[Start of Stored data]

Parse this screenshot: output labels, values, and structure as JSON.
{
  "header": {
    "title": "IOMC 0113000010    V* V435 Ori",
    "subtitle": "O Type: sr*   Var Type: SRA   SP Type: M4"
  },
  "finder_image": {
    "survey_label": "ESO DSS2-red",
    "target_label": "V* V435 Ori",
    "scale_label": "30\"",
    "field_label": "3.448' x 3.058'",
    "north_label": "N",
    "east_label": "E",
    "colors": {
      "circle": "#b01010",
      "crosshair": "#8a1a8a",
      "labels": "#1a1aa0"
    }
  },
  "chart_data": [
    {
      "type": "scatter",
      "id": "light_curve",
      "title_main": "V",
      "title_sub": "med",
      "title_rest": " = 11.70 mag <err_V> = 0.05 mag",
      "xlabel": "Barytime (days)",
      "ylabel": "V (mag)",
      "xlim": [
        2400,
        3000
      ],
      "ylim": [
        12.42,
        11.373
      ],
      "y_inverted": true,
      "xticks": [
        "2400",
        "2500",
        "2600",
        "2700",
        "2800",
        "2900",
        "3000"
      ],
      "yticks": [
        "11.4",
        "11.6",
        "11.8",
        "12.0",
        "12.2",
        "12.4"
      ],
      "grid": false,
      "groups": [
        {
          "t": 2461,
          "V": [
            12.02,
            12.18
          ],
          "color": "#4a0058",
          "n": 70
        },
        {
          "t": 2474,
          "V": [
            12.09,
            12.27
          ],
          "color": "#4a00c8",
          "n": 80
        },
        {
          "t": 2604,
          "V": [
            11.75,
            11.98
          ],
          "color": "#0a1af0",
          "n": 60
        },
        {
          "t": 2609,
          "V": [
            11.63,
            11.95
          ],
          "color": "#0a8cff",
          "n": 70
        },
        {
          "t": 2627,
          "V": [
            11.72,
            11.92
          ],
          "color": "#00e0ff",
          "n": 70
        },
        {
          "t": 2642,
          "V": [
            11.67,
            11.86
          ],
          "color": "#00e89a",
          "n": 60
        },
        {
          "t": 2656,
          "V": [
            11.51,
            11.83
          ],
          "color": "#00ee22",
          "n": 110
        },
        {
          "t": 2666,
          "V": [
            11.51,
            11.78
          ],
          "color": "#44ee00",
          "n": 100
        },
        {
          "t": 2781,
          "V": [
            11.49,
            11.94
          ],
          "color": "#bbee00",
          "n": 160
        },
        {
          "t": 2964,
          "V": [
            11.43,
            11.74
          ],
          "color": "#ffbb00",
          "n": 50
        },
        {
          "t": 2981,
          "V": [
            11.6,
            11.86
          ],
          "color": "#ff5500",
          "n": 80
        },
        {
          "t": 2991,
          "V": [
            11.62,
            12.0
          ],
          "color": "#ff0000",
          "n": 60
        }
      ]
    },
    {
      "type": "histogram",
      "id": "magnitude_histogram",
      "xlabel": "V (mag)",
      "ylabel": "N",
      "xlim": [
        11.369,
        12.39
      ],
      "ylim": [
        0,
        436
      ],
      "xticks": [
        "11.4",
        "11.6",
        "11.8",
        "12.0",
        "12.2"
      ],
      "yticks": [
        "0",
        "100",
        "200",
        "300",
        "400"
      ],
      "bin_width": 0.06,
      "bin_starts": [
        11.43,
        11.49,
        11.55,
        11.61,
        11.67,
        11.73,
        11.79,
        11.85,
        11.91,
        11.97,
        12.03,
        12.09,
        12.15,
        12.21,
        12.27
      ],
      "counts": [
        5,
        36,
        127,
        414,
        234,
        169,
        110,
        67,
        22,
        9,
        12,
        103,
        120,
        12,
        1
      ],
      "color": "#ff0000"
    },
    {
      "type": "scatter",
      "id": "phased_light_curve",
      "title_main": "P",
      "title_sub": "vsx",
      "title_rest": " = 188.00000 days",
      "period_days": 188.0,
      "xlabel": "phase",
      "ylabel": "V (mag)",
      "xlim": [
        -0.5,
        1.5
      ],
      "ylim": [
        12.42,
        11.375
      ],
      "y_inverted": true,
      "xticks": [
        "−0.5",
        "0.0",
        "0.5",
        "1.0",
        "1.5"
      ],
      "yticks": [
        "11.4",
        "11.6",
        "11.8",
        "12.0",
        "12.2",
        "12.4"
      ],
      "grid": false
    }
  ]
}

[End of Stored data]

**What is required**
Reproduce the full listing above, character for character.

**Result for this task**
Parse this screenshot: output labels, values, and structure as JSON.
{
  "header": {
    "title": "IOMC 0113000010    V* V435 Ori",
    "subtitle": "O Type: sr*   Var Type: SRA   SP Type: M4"
  },
  "finder_image": {
    "survey_label": "ESO DSS2-red",
    "target_label": "V* V435 Ori",
    "scale_label": "30\"",
    "field_label": "3.448' x 3.058'",
    "north_label": "N",
    "east_label": "E",
    "colors": {
      "circle": "#b01010",
      "crosshair": "#8a1a8a",
      "labels": "#1a1aa0"
    }
  },
  "chart_data": [
    {
      "type": "scatter",
      "id": "light_curve",
      "title_main": "V",
      "title_sub": "med",
      "title_rest": " = 11.70 mag <err_V> = 0.05 mag",
      "xlabel": "Barytime (days)",
      "ylabel": "V (mag)",
      "xlim": [
        2400,
        3000
      ],
      "ylim": [
        12.42,
        11.373
      ],
      "y_inverted": true,
      "xticks": [
        "2400",
        "2500",
        "2600",
        "2700",
        "2800",
        "2900",
        "3000"
      ],
      "yticks": [
        "11.4",
        "11.6",
        "11.8",
        "12.0",
        "12.2",
        "12.4"
      ],
      "grid": false,
      "groups": [
        {
          "t": 2461,
          "V": [
            12.02,
            12.18
          ],
          "color": "#4a0058",
          "n": 70
        },
        {
          "t": 2474,
          "V": [
            12.09,
            12.27
          ],
          "color": "#4a00c8",
          "n": 80
        },
        {
          "t": 2604,
          "V": [
            11.75,
            11.98
          ],
          "color": "#0a1af0",
          "n": 60
        },
        {
          "t": 2609,
          "V": [
            11.63,
            11.95
          ],
          "color": "#0a8cff",
          "n": 70
        },
        {
          "t": 2627,
          "V": [
            11.72,
            11.92
          ],
          "color": "#00e0ff",
          "n": 70
        },
        {
          "t": 2642,
          "V": [
            11.67,
            11.86
          ],
          "color": "#00e89a",
          "n": 60
        },
        {
          "t": 2656,
          "V": [
            11.51,
            11.83
          ],
          "color": "#00ee22",
          "n": 110
        },
        {
          "t": 2666,
          "V": [
            11.51,
            11.78
          ],
          "color": "#44ee00",
          "n": 100
        },
        {
          "t": 2781,
          "V": [
            11.49,
            11.94
          ],
          "color": "#bbee00",
          "n": 160
        },
        {
          "t": 2964,
          "V": [
            11.43,
            11.74
          ],
          "color": "#ffbb00",
          "n": 50
        },
        {
          "t": 2981,
          "V": [
            11.6,
            11.86
          ],
          "color": "#ff5500",
          "n": 80
        },
        {
          "t": 2991,
          "V": [
            11.62,
            12.0
          ],
          "color": "#ff0000",
          "n": 60
        }
      ]
    },
    {
      "type": "histogram",
      "id": "magnitude_histogram",
      "xlabel": "V (mag)",
      "ylabel": "N",
      "xlim": [
        11.369,
        12.39
      ],
      "ylim": [
        0,
        436
      ],
      "xticks": [
        "11.4",
        "11.6",
        "11.8",
        "12.0",
        "12.2"
      ],
      "yticks": [
        "0",
        "100",
        "200",
        "300",
        "400"
      ],
      "bin_width": 0.06,
      "bin_starts": [
        11.43,
        11.49,
        11.55,
        11.61,
        11.67,
        11.73,
        11.79,
        11.85,
        11.91,
        11.97,
        12.03,
        12.09,
        12.15,
        12.21,
        12.27
      ],
      "counts": [
        5,
        36,
        127,
        414,
        234,
        169,
        110,
        67,
        22,
        9,
        12,
        103,
        120,
        12,
        1
      ],
      "color": "#ff0000"
    },
    {
      "type": "scatter",
      "id": "phased_light_curve",
      "title_main": "P",
      "title_sub": "vsx",
      "title_rest": " = 188.00000 days",
      "period_days": 188.0,
      "xlabel": "phase",
      "ylabel": "V (mag)",
      "xlim": [
        -0.5,
        1.5
      ],
      "ylim": [
        12.42,
        11.375
      ],
      "y_inverted": true,
      "xticks": [
        "−0.5",
        "0.0",
        "0.5",
        "1.0",
        "1.5"
      ],
      "yticks": [
        "11.4",
        "11.6",
        "11.8",
        "12.0",
        "12.2",
        "12.4"
      ],
      "grid": false
    }
  ]
}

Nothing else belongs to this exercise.